── Material provided ──

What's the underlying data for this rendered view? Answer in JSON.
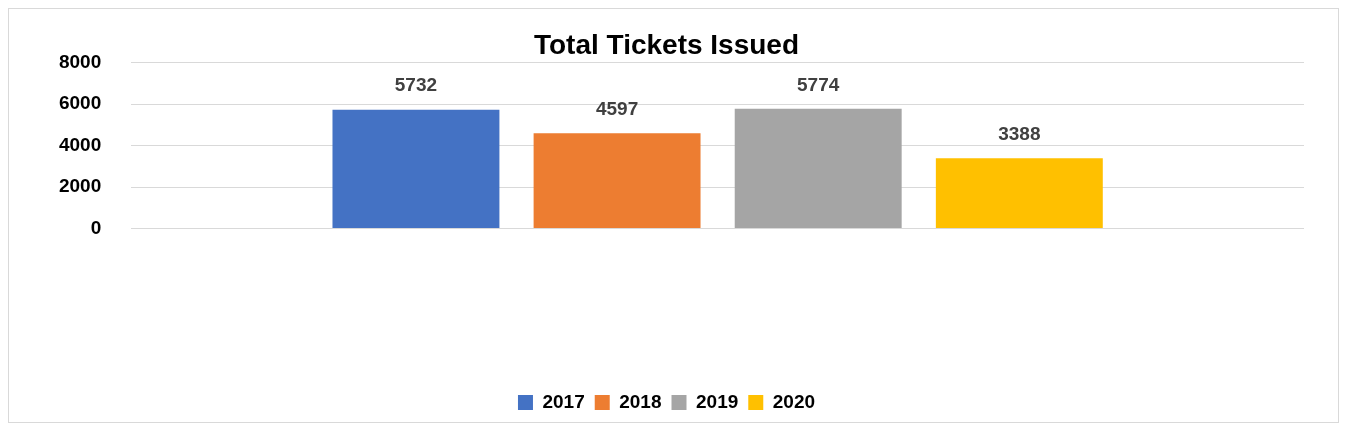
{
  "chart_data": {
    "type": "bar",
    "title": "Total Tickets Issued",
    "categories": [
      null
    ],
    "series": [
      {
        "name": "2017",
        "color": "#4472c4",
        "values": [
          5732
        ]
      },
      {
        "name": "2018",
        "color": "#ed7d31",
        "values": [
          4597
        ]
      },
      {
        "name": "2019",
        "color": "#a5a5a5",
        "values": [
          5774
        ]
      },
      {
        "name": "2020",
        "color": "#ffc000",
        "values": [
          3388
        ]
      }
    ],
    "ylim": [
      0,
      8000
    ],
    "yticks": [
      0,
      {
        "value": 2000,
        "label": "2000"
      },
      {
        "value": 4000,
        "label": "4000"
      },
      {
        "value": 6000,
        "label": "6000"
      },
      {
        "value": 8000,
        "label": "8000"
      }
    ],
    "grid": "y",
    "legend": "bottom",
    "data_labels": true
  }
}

───

> [Task details] Find every line that includes the string "name". Report how many there are and nothing else.

> [Full answer] 4